• THE REQUEST:
Reproduce all records exactly.

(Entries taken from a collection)
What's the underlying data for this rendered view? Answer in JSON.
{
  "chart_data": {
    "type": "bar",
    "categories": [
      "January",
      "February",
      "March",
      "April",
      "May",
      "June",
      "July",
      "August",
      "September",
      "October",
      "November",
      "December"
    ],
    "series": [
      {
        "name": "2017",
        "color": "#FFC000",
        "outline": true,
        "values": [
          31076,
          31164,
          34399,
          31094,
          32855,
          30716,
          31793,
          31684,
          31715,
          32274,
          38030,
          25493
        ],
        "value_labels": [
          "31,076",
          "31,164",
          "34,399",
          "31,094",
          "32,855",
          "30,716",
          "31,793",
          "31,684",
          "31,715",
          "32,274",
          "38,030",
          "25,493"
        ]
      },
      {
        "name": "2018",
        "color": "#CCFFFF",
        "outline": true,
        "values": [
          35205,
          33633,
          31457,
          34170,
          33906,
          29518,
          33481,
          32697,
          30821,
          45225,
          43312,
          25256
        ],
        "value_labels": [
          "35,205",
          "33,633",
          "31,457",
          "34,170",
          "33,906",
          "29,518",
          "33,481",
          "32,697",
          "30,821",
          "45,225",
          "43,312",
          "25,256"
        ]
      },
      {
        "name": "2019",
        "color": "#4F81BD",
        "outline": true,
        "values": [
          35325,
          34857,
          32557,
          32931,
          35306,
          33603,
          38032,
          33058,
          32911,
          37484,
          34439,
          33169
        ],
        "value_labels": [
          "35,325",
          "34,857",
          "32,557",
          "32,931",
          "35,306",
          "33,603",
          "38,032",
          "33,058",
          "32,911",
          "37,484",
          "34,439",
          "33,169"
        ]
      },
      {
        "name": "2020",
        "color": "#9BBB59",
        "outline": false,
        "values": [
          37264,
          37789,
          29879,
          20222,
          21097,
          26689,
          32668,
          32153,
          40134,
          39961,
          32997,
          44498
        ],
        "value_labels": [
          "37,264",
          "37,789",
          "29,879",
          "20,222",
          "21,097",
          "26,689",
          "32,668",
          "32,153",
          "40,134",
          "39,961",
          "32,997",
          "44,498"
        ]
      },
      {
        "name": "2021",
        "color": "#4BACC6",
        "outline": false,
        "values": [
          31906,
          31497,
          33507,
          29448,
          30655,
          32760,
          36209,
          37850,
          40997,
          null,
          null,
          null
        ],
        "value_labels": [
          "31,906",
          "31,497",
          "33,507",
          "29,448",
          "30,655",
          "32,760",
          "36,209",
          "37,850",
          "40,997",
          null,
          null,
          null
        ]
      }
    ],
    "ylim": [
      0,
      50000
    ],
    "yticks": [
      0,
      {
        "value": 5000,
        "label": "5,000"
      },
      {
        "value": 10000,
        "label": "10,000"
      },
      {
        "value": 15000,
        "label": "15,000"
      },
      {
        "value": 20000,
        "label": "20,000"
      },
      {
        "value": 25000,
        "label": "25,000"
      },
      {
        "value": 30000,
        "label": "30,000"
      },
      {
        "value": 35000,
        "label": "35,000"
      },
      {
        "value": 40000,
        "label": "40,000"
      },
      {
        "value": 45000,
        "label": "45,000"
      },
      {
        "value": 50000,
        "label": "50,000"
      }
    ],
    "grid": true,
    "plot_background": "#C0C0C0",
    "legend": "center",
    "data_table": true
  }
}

• SOLUTION TO THE EXERCISE:
What's the underlying data for this rendered view? Answer in JSON.
{
  "chart_data": {
    "type": "bar",
    "categories": [
      "January",
      "February",
      "March",
      "April",
      "May",
      "June",
      "July",
      "August",
      "September",
      "October",
      "November",
      "December"
    ],
    "series": [
      {
        "name": "2017",
        "color": "#FFC000",
        "outline": true,
        "values": [
          31076,
          31164,
          34399,
          31094,
          32855,
          30716,
          31793,
          31684,
          31715,
          32274,
          38030,
          25493
        ],
        "value_labels": [
          "31,076",
          "31,164",
          "34,399",
          "31,094",
          "32,855",
          "30,716",
          "31,793",
          "31,684",
          "31,715",
          "32,274",
          "38,030",
          "25,493"
        ]
      },
      {
        "name": "2018",
        "color": "#CCFFFF",
        "outline": true,
        "values": [
          35205,
          33633,
          31457,
          34170,
          33906,
          29518,
          33481,
          32697,
          30821,
          45225,
          43312,
          25256
        ],
        "value_labels": [
          "35,205",
          "33,633",
          "31,457",
          "34,170",
          "33,906",
          "29,518",
          "33,481",
          "32,697",
          "30,821",
          "45,225",
          "43,312",
          "25,256"
        ]
      },
      {
        "name": "2019",
        "color": "#4F81BD",
        "outline": true,
        "values": [
          35325,
          34857,
          32557,
          32931,
          35306,
          33603,
          38032,
          33058,
          32911,
          37484,
          34439,
          33169
        ],
        "value_labels": [
          "35,325",
          "34,857",
          "32,557",
          "32,931",
          "35,306",
          "33,603",
          "38,032",
          "33,058",
          "32,911",
          "37,484",
          "34,439",
          "33,169"
        ]
      },
      {
        "name": "2020",
        "color": "#9BBB59",
        "outline": false,
        "values": [
          37264,
          37789,
          29879,
          20222,
          21097,
          26689,
          32668,
          32153,
          40134,
          39961,
          32997,
          44498
        ],
        "value_labels": [
          "37,264",
          "37,789",
          "29,879",
          "20,222",
          "21,097",
          "26,689",
          "32,668",
          "32,153",
          "40,134",
          "39,961",
          "32,997",
          "44,498"
        ]
      },
      {
        "name": "2021",
        "color": "#4BACC6",
        "outline": false,
        "values": [
          31906,
          31497,
          33507,
          29448,
          30655,
          32760,
          36209,
          37850,
          40997,
          null,
          null,
          null
        ],
        "value_labels": [
          "31,906",
          "31,497",
          "33,507",
          "29,448",
          "30,655",
          "32,760",
          "36,209",
          "37,850",
          "40,997",
          null,
          null,
          null
        ]
      }
    ],
    "ylim": [
      0,
      50000
    ],
    "yticks": [
      0,
      {
        "value": 5000,
        "label": "5,000"
      },
      {
        "value": 10000,
        "label": "10,000"
      },
      {
        "value": 15000,
        "label": "15,000"
      },
      {
        "value": 20000,
        "label": "20,000"
      },
      {
        "value": 25000,
        "label": "25,000"
      },
      {
        "value": 30000,
        "label": "30,000"
      },
      {
        "value": 35000,
        "label": "35,000"
      },
      {
        "value": 40000,
        "label": "40,000"
      },
      {
        "value": 45000,
        "label": "45,000"
      },
      {
        "value": 50000,
        "label": "50,000"
      }
    ],
    "grid": true,
    "plot_background": "#C0C0C0",
    "legend": "center",
    "data_table": true
  }
}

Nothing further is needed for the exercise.